#### GIVEN PROBLEM
Can you find the lines of the listing that include "المتوسط" and copy every one?
— START —
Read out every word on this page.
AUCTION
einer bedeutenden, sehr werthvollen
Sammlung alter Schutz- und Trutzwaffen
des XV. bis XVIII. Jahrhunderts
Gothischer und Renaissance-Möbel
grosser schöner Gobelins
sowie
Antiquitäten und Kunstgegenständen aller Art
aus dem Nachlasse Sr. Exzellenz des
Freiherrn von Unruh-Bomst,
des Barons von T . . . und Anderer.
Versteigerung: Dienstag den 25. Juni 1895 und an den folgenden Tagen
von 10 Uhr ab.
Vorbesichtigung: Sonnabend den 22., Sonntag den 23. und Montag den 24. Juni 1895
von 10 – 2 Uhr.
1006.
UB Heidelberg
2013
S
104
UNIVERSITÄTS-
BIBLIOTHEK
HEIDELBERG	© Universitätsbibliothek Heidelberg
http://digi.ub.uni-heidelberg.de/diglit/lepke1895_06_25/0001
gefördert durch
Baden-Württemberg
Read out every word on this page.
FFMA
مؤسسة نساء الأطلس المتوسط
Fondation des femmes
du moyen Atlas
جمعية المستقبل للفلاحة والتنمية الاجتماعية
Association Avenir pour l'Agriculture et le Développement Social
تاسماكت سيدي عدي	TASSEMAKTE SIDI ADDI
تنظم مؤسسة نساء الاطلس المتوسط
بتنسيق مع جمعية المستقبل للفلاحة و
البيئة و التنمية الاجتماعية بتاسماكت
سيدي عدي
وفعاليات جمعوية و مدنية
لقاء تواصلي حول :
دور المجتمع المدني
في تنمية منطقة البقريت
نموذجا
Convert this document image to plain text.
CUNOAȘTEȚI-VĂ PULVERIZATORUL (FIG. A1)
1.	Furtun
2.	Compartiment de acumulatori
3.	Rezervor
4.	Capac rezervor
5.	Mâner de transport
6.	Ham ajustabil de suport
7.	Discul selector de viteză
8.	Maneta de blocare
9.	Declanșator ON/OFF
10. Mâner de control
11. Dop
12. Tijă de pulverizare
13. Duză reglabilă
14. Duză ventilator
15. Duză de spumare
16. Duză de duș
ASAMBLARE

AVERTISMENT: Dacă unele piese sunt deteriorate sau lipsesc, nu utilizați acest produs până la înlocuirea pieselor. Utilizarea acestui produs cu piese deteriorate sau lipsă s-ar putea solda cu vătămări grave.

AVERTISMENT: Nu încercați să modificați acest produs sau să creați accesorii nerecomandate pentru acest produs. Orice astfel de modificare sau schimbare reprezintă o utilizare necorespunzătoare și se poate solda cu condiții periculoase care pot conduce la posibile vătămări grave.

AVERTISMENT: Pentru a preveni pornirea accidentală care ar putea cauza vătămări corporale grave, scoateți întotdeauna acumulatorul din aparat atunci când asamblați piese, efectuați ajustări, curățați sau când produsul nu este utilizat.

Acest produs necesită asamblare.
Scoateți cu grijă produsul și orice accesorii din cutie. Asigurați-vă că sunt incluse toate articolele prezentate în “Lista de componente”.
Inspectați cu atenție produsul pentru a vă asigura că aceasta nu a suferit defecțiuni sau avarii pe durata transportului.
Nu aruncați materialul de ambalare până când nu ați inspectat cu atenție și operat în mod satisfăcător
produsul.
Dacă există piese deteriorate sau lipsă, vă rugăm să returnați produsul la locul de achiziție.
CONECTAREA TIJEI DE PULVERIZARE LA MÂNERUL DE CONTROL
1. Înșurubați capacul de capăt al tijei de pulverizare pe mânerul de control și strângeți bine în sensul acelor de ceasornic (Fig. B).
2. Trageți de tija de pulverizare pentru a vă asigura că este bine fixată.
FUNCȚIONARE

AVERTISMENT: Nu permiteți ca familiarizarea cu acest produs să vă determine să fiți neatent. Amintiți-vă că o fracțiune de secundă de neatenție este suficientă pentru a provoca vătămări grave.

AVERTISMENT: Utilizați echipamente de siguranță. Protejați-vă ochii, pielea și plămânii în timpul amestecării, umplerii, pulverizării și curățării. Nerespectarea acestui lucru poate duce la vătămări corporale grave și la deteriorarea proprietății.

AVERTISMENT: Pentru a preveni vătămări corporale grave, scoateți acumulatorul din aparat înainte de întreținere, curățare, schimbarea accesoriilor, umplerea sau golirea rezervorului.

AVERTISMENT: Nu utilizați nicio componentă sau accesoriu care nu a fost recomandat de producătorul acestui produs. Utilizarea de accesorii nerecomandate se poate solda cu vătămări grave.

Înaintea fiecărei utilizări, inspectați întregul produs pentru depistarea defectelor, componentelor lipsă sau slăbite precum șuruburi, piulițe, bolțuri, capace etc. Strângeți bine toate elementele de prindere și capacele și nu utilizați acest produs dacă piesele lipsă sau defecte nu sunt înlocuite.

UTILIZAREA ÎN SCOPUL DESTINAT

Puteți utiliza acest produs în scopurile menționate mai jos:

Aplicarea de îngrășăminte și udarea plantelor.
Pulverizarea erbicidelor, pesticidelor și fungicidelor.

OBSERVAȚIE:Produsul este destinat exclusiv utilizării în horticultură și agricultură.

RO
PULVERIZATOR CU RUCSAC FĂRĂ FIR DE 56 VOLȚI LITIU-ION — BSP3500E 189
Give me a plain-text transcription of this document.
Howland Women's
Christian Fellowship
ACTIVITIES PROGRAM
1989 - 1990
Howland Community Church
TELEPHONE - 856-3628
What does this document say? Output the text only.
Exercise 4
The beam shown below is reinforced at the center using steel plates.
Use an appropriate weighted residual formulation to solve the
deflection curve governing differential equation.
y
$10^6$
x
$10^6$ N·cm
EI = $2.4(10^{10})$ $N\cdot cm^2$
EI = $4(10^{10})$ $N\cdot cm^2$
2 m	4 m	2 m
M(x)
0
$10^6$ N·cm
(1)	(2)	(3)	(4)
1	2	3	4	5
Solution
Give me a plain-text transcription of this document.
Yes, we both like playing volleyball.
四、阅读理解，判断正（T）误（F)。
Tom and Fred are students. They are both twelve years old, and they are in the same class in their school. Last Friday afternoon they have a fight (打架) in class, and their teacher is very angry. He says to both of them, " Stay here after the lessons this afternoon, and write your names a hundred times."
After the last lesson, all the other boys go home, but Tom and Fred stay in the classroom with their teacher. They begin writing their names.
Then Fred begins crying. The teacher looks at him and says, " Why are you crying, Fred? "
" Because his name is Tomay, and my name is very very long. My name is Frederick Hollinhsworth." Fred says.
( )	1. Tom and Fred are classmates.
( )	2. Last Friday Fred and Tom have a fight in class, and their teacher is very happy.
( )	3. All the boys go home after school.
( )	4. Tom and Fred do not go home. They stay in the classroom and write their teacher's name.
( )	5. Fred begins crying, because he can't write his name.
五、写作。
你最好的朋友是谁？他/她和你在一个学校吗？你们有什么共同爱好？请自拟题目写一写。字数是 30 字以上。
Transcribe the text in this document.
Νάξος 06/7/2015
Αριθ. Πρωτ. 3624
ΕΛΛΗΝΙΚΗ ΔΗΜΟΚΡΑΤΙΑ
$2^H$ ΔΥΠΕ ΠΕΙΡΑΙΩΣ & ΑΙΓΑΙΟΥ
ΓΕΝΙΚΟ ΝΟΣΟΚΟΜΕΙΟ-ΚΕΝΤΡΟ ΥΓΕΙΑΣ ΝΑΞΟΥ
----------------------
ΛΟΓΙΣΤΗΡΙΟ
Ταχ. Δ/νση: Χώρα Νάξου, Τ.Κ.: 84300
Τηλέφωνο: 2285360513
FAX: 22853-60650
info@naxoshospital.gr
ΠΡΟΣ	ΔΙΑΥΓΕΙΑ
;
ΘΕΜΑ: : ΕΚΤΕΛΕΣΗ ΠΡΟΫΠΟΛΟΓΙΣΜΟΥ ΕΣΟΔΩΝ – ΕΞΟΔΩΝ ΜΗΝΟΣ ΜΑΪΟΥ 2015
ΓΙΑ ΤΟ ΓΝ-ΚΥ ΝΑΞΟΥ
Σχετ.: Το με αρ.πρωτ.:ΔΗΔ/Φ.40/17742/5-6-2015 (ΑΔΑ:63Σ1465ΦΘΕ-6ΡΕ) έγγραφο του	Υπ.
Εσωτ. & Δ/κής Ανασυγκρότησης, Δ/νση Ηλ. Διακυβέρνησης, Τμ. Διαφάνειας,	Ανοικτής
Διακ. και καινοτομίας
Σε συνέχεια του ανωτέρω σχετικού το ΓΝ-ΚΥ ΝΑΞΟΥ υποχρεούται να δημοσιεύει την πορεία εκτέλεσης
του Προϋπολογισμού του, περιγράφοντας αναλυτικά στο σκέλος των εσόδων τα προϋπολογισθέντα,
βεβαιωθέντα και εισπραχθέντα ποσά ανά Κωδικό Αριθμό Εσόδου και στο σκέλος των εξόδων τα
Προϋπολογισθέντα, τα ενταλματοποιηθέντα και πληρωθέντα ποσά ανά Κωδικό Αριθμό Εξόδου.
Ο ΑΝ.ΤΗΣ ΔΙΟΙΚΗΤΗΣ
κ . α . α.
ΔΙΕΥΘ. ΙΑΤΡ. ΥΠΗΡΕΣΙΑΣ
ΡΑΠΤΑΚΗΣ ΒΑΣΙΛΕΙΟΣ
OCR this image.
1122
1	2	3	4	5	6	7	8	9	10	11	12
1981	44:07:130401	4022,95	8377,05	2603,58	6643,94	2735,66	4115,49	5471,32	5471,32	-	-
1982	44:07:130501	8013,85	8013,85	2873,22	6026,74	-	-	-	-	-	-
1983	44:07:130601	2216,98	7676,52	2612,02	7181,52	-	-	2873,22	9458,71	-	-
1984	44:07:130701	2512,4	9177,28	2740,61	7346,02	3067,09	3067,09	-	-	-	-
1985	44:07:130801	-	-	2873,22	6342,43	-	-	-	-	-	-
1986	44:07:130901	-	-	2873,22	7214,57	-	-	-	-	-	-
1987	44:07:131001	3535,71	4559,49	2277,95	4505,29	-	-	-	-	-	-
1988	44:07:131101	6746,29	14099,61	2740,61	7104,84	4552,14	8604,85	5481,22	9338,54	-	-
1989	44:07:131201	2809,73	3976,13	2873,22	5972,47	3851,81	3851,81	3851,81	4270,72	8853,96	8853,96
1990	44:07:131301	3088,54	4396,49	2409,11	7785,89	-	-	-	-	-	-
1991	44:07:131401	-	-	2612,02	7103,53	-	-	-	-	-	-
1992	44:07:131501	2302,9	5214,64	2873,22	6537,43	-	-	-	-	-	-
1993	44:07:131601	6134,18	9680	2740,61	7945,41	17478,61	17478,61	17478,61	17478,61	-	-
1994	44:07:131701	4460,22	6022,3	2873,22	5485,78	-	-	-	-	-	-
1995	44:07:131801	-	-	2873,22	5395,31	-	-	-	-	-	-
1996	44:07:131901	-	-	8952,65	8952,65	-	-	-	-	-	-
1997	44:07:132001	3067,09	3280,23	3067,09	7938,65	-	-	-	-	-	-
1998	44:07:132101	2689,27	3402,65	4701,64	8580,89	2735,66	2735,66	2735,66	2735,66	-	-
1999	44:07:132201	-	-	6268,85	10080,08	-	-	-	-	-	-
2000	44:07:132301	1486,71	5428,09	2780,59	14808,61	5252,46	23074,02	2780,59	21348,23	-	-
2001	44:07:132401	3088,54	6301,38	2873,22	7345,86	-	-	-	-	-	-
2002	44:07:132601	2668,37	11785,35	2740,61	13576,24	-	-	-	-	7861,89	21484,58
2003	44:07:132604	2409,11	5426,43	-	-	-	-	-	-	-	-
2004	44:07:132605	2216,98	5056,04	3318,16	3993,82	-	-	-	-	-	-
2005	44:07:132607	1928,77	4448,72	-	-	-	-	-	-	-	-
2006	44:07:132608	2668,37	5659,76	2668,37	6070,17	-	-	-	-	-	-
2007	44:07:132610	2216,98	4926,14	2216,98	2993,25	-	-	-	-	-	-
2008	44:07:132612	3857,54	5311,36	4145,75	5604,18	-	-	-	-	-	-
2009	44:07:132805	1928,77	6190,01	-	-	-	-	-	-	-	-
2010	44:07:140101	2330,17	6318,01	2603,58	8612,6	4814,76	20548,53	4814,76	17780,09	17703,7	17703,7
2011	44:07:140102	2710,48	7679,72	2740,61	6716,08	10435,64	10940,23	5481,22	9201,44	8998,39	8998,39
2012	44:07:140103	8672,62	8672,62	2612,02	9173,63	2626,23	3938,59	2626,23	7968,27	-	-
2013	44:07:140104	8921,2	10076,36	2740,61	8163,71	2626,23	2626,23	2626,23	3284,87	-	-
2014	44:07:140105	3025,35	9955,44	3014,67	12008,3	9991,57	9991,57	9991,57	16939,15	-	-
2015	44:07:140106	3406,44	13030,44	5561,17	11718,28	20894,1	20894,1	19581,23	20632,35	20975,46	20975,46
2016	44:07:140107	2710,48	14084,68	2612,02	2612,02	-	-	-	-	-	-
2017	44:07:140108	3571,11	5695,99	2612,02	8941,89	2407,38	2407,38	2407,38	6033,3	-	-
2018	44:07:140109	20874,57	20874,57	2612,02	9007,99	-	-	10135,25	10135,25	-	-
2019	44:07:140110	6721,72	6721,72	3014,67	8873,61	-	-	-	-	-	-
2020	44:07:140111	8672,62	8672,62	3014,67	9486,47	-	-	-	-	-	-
— END —
#### FINISHED EXERCISE
مؤسسة نساء الأطلس المتوسط
تنظم مؤسسة نساء الاطلس المتوسط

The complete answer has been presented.